Verilen görev a => Seçilen bölümde "Gündemde tutulmaya çalışılan" ile başlayıp "birkaç kez açıkladı." ile biten kısmı birebir alıntılar mısın?

NATO içinde en agresif çizgiyi Polonya ve komşuları izliyor. Slovenya ve Çekya yöneticileriyle birlikte Ukrayna’nın başkenti Kiev’i ziyaret eden Polonya Başbakan Yardımcısı Kaczynki, “NATO barış misyonu” önerdi. Ancak Polonya’nın bu önerisi destek bulmadı. NATO savunma bakanları toplantısından önce konuşan Hollanda, İngiltere ve Kanada savunma bakanları, Polonya’nın önerisini reddetti.
Gündemde tutulmaya çalışılan bir diğer öneri ise Ukrayna Devlet Başkanı Zelenski’nin hemen her gün çağrısını yaptığı “uçuşa yasak bölge” oluşturulması. Ancak bu öneri de diğeri gibi, doğrudan Rusya’yla çatışma anlamına geldiği için desteklenmiyor. Nitekim ABD Başkanı Biden, Almanya Başbakanı Scholz ve Fransa Cumhurbaşkanı Macron, “uçuşa yasak bölgenin” kabul edilemez olduğunu birkaç kez açıkladı.

Sağlanan satırlar =>
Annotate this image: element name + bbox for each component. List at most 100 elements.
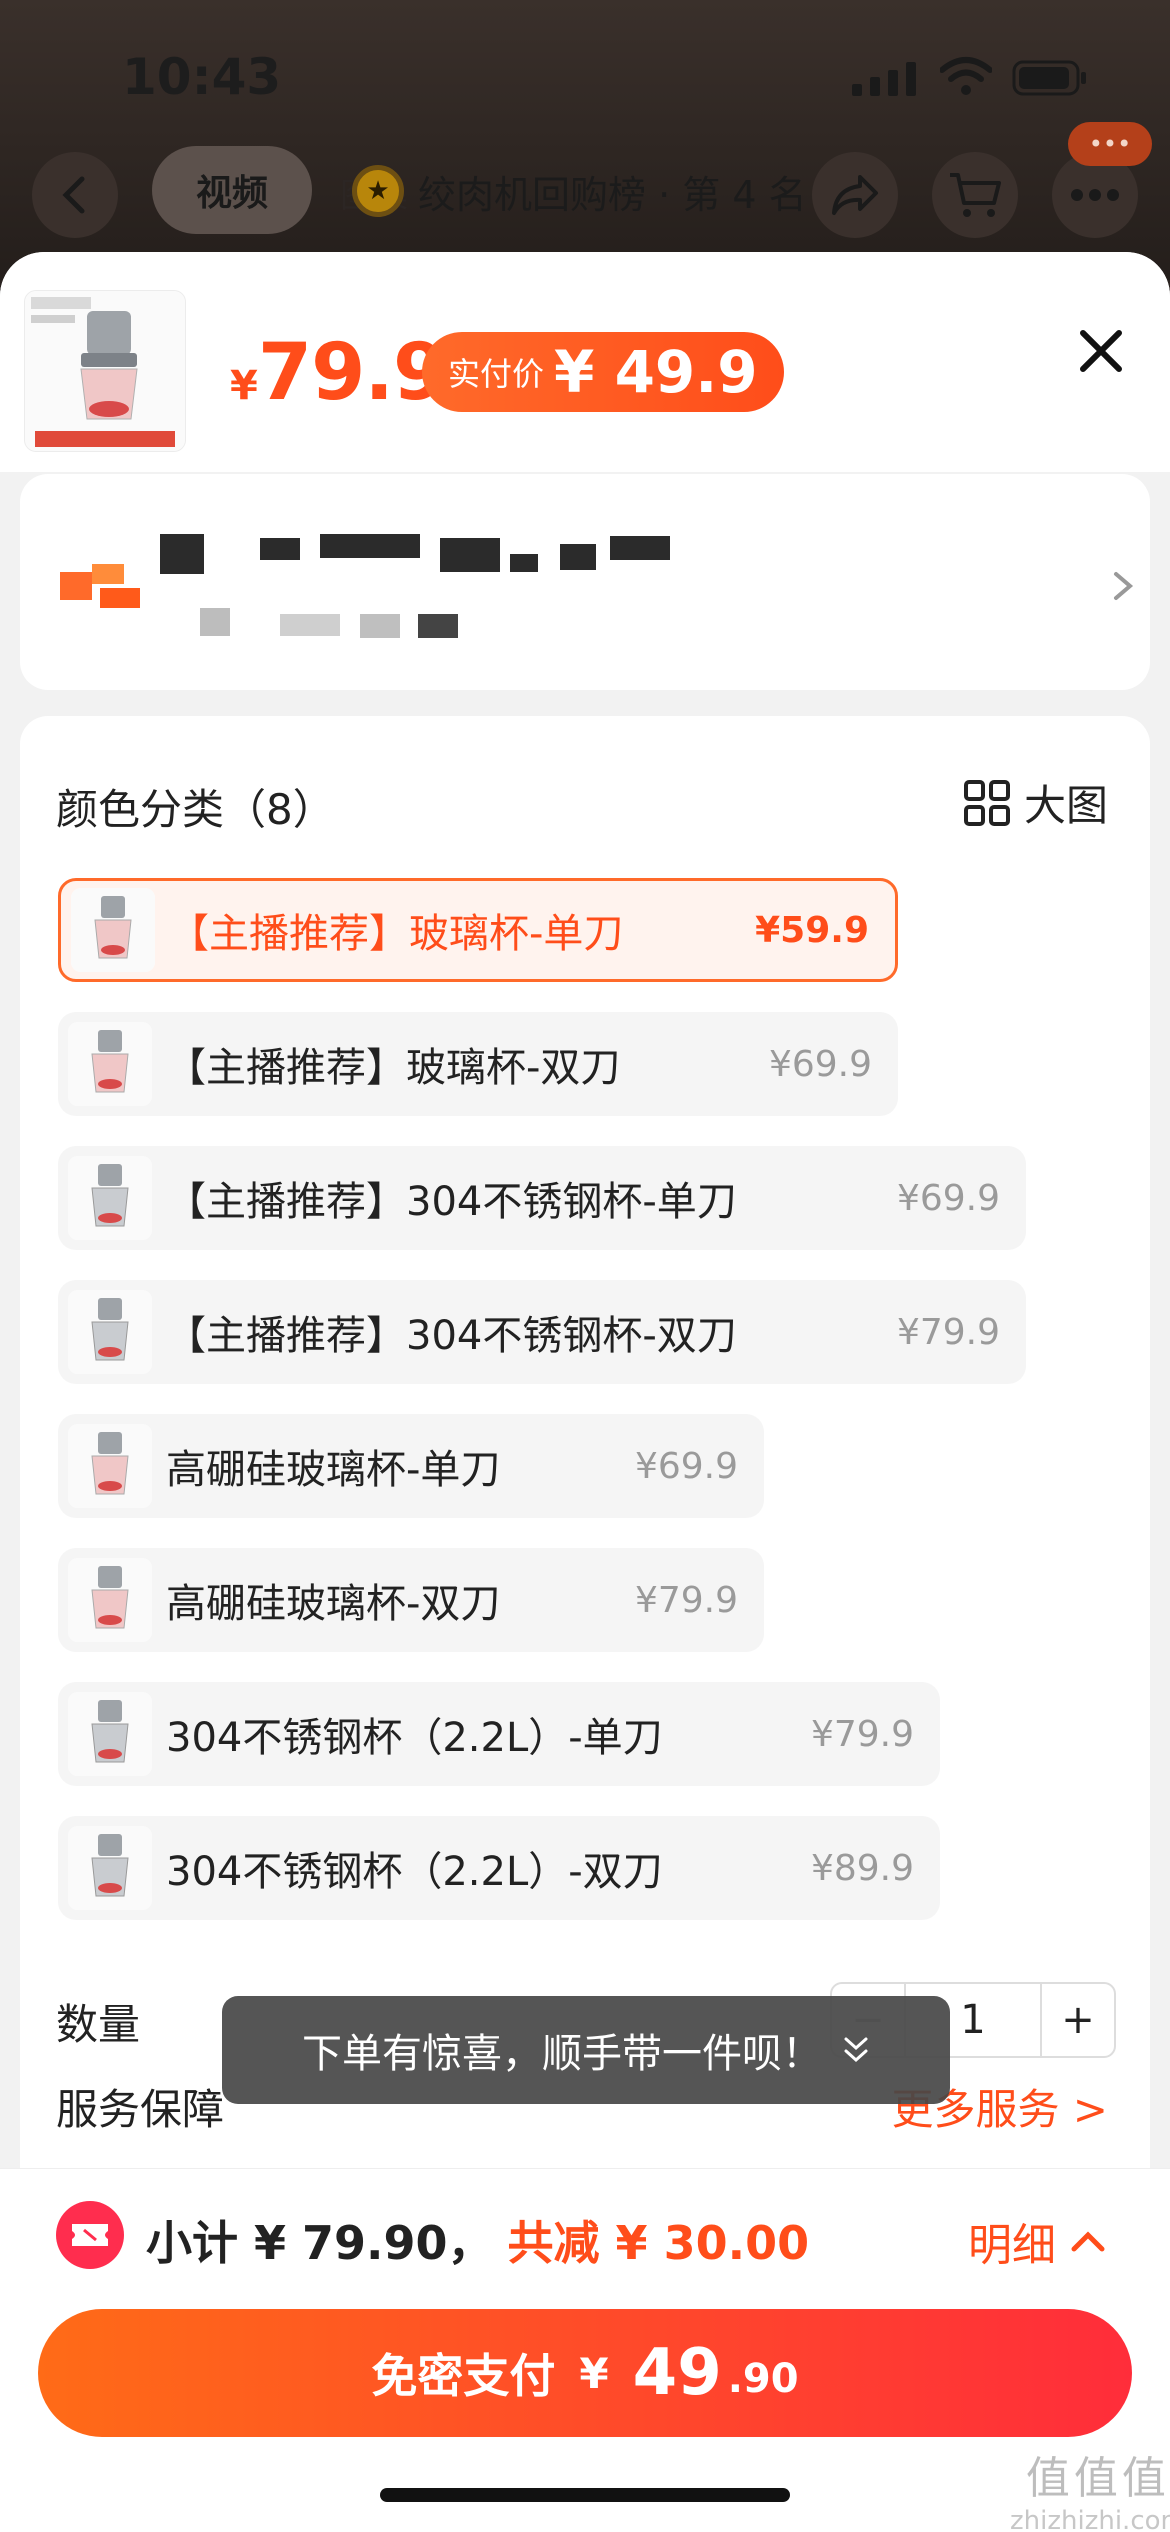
- sku-thumbnail: [68, 1424, 152, 1508]
- close-button[interactable]: [1066, 316, 1136, 386]
- sku-option[interactable]: 高硼硅玻璃杯-单刀 ¥69.9: [58, 1414, 764, 1518]
- product-thumbnail[interactable]: [24, 290, 186, 452]
- crown-icon: ★: [352, 165, 404, 217]
- quantity-label: 数量: [56, 2000, 141, 2049]
- big-image-label: 大图: [1024, 781, 1109, 830]
- share-icon: [832, 175, 878, 215]
- back-button[interactable]: [32, 152, 118, 238]
- sku-thumbnail: [68, 1558, 152, 1642]
- home-indicator[interactable]: [380, 2488, 790, 2502]
- redacted-text: [418, 614, 458, 638]
- chevron-left-icon: [62, 176, 85, 214]
- sku-name: 高硼硅玻璃杯-单刀: [166, 1447, 501, 1493]
- sku-option[interactable]: 【主播推荐】玻璃杯-双刀 ¥69.9: [58, 1012, 898, 1116]
- paid-price-label: 实付价: [448, 355, 545, 393]
- sheet-header: ¥79.9 实付价 ¥ 49.9: [0, 252, 1170, 472]
- sku-name: 304不锈钢杯（2.2L）-双刀: [166, 1849, 663, 1895]
- color-category-title: 颜色分类（8）: [56, 785, 335, 834]
- original-price: ¥79.9: [230, 328, 447, 418]
- toast-text: 下单有惊喜，顺手带一件呗！: [302, 2031, 822, 2077]
- redacted-text: [610, 536, 670, 560]
- sku-name: 【主播推荐】玻璃杯-双刀: [166, 1045, 621, 1091]
- discount-text: 共减 ¥ 30.00: [507, 2216, 810, 2270]
- redacted-text: [440, 538, 500, 572]
- redacted-text: [560, 544, 596, 570]
- status-time: 10:43: [122, 48, 282, 106]
- watermark-logo: 值值值: [1025, 2453, 1170, 2504]
- wifi-icon: [940, 57, 992, 95]
- big-image-toggle[interactable]: 大图: [964, 772, 1108, 833]
- sku-thumbnail: [68, 1290, 152, 1374]
- subtotal-text: 小计 ¥ 79.90，: [146, 2216, 494, 2270]
- pay-amount-decimal: .90: [727, 2356, 799, 2402]
- redacted-text: [260, 538, 300, 560]
- redacted-text: [360, 614, 400, 638]
- watermark-url: zhizhizhi.com: [1010, 2506, 1170, 2532]
- pay-button[interactable]: 免密支付 ¥ 49 .90: [38, 2309, 1132, 2437]
- battery-icon: [1012, 60, 1086, 96]
- share-button[interactable]: [812, 152, 898, 238]
- sku-price: ¥69.9: [768, 1043, 872, 1085]
- meat-grinder-image: [25, 291, 185, 451]
- sku-option[interactable]: 304不锈钢杯（2.2L）-单刀 ¥79.9: [58, 1682, 940, 1786]
- sku-option[interactable]: 【主播推荐】304不锈钢杯-单刀 ¥69.9: [58, 1146, 1026, 1250]
- increase-button[interactable]: +: [1040, 1984, 1114, 2056]
- service-label: 服务保障: [56, 2085, 225, 2134]
- sku-price: ¥89.9: [810, 1847, 914, 1889]
- sku-option[interactable]: 高硼硅玻璃杯-双刀 ¥79.9: [58, 1548, 764, 1652]
- sku-name: 304不锈钢杯（2.2L）-单刀: [166, 1715, 663, 1761]
- subtotal-line: 小计 ¥ 79.90， 共减 ¥ 30.00: [146, 2207, 809, 2273]
- coupon-icon: [56, 2201, 124, 2269]
- close-icon: [1080, 330, 1122, 372]
- sku-name: 【主播推荐】304不锈钢杯-双刀: [166, 1313, 737, 1359]
- cellular-signal-icon: [852, 62, 916, 96]
- address-card[interactable]: [20, 474, 1150, 690]
- redacted-text: [160, 534, 204, 574]
- sku-price: ¥79.9: [634, 1579, 738, 1621]
- sku-thumbnail: [68, 1156, 152, 1240]
- sku-thumbnail: [68, 1692, 152, 1776]
- sku-price: ¥69.9: [634, 1445, 738, 1487]
- sku-option[interactable]: 304不锈钢杯（2.2L）-双刀 ¥89.9: [58, 1816, 940, 1920]
- paid-price-value: ¥ 49.9: [554, 338, 758, 406]
- pay-amount-integer: 49: [632, 2336, 722, 2410]
- grid-icon: [964, 779, 1010, 826]
- sku-option[interactable]: 【主播推荐】玻璃杯-单刀 ¥59.9: [58, 878, 898, 982]
- redacted-text: [320, 534, 420, 558]
- watermark: 值值值 zhizhizhi.com: [1010, 2442, 1170, 2532]
- checkout-bar: 小计 ¥ 79.90， 共减 ¥ 30.00 明细 免密支付 ¥ 49 .90: [0, 2168, 1170, 2532]
- pay-currency: ¥: [579, 2348, 609, 2398]
- detail-toggle[interactable]: 明细: [968, 2209, 1106, 2273]
- chevron-right-icon: [1114, 572, 1134, 600]
- sku-price: ¥59.9: [755, 909, 869, 951]
- redacted-text: [510, 554, 538, 572]
- sku-thumbnail: [68, 1022, 152, 1106]
- double-chevron-down-icon: [844, 2037, 868, 2063]
- sku-name: 高硼硅玻璃杯-双刀: [166, 1581, 501, 1627]
- more-dots-icon: [1071, 189, 1119, 201]
- sku-thumbnail: [68, 1826, 152, 1910]
- promo-toast[interactable]: 下单有惊喜，顺手带一件呗！: [222, 1996, 950, 2104]
- detail-label: 明细: [968, 2220, 1056, 2271]
- rank-banner[interactable]: ★ 绞肉机回购榜 · 第 4 名: [352, 146, 807, 236]
- redacted-text: [200, 608, 230, 636]
- sku-price: ¥69.9: [896, 1177, 1000, 1219]
- sku-name: 【主播推荐】304不锈钢杯-单刀: [166, 1179, 737, 1225]
- more-badge: •••: [1068, 122, 1152, 166]
- sku-option[interactable]: 【主播推荐】304不锈钢杯-双刀 ¥79.9: [58, 1280, 1026, 1384]
- sku-thumbnail: [71, 888, 155, 972]
- sku-price: ¥79.9: [896, 1311, 1000, 1353]
- rank-text: 绞肉机回购榜 · 第 4 名: [418, 172, 807, 217]
- pay-label: 免密支付: [371, 2349, 556, 2403]
- cart-button[interactable]: [932, 152, 1018, 238]
- cart-icon: [950, 173, 1001, 217]
- redacted-text: [280, 614, 340, 636]
- currency-symbol: ¥: [230, 363, 258, 409]
- sku-name: 【主播推荐】玻璃杯-单刀: [169, 911, 624, 957]
- chevron-up-icon: [1071, 2231, 1105, 2252]
- sku-price: ¥79.9: [810, 1713, 914, 1755]
- tab-video[interactable]: 视频: [152, 146, 312, 234]
- paid-price-badge: 实付价 ¥ 49.9: [422, 332, 784, 412]
- location-logo-icon: [60, 564, 140, 608]
- status-bar: 10:43: [0, 0, 1170, 150]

Verilen görev b => Satırlardan "- sku-thumbnail: [68, 1424, 152, 1508]" geçen satırla başlayıp "- redacted-text: [360, 614, 400, 638]" geçen satırla biten aralığı, iki uç satır da dahil, birebir yazar mısın?

Eksiksiz cevap a =>
Gündemde tutulmaya çalışılan bir diğer öneri ise Ukrayna Devlet Başkanı Zelenski’nin hemen her gün çağrısını yaptığı “uçuşa yasak bölge” oluşturulması. Ancak bu öneri de diğeri gibi, doğrudan Rusya’yla çatışma anlamına geldiği için desteklenmiyor. Nitekim ABD Başkanı Biden, Almanya Başbakanı Scholz ve Fransa Cumhurbaşkanı Macron, “uçuşa yasak bölgenin” kabul edilemez olduğunu birkaç kez açıkladı.

Eksiksiz cevap b =>
- sku-thumbnail: [68, 1424, 152, 1508]
- close-button[interactable]: [1066, 316, 1136, 386]
- sku-option[interactable]: 高硼硅玻璃杯-单刀 ¥69.9: [58, 1414, 764, 1518]
- product-thumbnail[interactable]: [24, 290, 186, 452]
- crown-icon: ★: [352, 165, 404, 217]
- quantity-label: 数量: [56, 2000, 141, 2049]
- big-image-label: 大图: [1024, 781, 1109, 830]
- share-icon: [832, 175, 878, 215]
- back-button[interactable]: [32, 152, 118, 238]
- sku-thumbnail: [68, 1558, 152, 1642]
- home-indicator[interactable]: [380, 2488, 790, 2502]
- redacted-text: [418, 614, 458, 638]
- chevron-left-icon: [62, 176, 85, 214]
- sku-name: 高硼硅玻璃杯-单刀: [166, 1447, 501, 1493]
- sku-option[interactable]: 【主播推荐】玻璃杯-双刀 ¥69.9: [58, 1012, 898, 1116]
- paid-price-label: 实付价: [448, 355, 545, 393]
- sheet-header: ¥79.9 实付价 ¥ 49.9: [0, 252, 1170, 472]
- sku-name: 304不锈钢杯（2.2L）-双刀: [166, 1849, 663, 1895]
- color-category-title: 颜色分类（8）: [56, 785, 335, 834]
- original-price: ¥79.9: [230, 328, 447, 418]
- toast-text: 下单有惊喜，顺手带一件呗！: [302, 2031, 822, 2077]
- redacted-text: [610, 536, 670, 560]
- sku-name: 【主播推荐】玻璃杯-双刀: [166, 1045, 621, 1091]
- discount-text: 共减 ¥ 30.00: [507, 2216, 810, 2270]
- redacted-text: [440, 538, 500, 572]
- redacted-text: [560, 544, 596, 570]
- status-time: 10:43: [122, 48, 282, 106]
- watermark-logo: 值值值: [1025, 2453, 1170, 2504]
- wifi-icon: [940, 57, 992, 95]
- big-image-toggle[interactable]: 大图: [964, 772, 1108, 833]
- sku-thumbnail: [68, 1290, 152, 1374]
- subtotal-text: 小计 ¥ 79.90，: [146, 2216, 494, 2270]
- pay-amount-decimal: .90: [727, 2356, 799, 2402]
- redacted-text: [260, 538, 300, 560]
- redacted-text: [360, 614, 400, 638]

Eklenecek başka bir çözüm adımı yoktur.